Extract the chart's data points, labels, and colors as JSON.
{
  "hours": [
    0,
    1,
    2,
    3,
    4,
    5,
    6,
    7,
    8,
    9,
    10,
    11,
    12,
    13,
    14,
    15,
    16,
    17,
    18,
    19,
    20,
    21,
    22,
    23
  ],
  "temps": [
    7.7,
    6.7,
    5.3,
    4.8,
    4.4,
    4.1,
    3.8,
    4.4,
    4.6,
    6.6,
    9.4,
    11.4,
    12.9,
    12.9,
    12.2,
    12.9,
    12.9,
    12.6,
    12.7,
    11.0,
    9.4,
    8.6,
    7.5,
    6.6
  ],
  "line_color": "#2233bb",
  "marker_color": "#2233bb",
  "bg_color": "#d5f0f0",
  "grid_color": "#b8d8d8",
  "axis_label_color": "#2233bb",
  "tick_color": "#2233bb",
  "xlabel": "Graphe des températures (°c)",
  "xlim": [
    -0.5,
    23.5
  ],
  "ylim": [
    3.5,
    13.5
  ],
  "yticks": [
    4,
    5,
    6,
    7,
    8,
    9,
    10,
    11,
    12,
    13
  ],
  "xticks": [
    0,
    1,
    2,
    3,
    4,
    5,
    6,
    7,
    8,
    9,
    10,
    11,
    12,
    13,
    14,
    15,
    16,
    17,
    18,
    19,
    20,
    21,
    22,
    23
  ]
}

===============

→ Given task: Every record above must be duplicated exactly.

→ Answer to this problem:
Extract the chart's data points, labels, and colors as JSON.
{
  "hours": [
    0,
    1,
    2,
    3,
    4,
    5,
    6,
    7,
    8,
    9,
    10,
    11,
    12,
    13,
    14,
    15,
    16,
    17,
    18,
    19,
    20,
    21,
    22,
    23
  ],
  "temps": [
    7.7,
    6.7,
    5.3,
    4.8,
    4.4,
    4.1,
    3.8,
    4.4,
    4.6,
    6.6,
    9.4,
    11.4,
    12.9,
    12.9,
    12.2,
    12.9,
    12.9,
    12.6,
    12.7,
    11.0,
    9.4,
    8.6,
    7.5,
    6.6
  ],
  "line_color": "#2233bb",
  "marker_color": "#2233bb",
  "bg_color": "#d5f0f0",
  "grid_color": "#b8d8d8",
  "axis_label_color": "#2233bb",
  "tick_color": "#2233bb",
  "xlabel": "Graphe des températures (°c)",
  "xlim": [
    -0.5,
    23.5
  ],
  "ylim": [
    3.5,
    13.5
  ],
  "yticks": [
    4,
    5,
    6,
    7,
    8,
    9,
    10,
    11,
    12,
    13
  ],
  "xticks": [
    0,
    1,
    2,
    3,
    4,
    5,
    6,
    7,
    8,
    9,
    10,
    11,
    12,
    13,
    14,
    15,
    16,
    17,
    18,
    19,
    20,
    21,
    22,
    23
  ]
}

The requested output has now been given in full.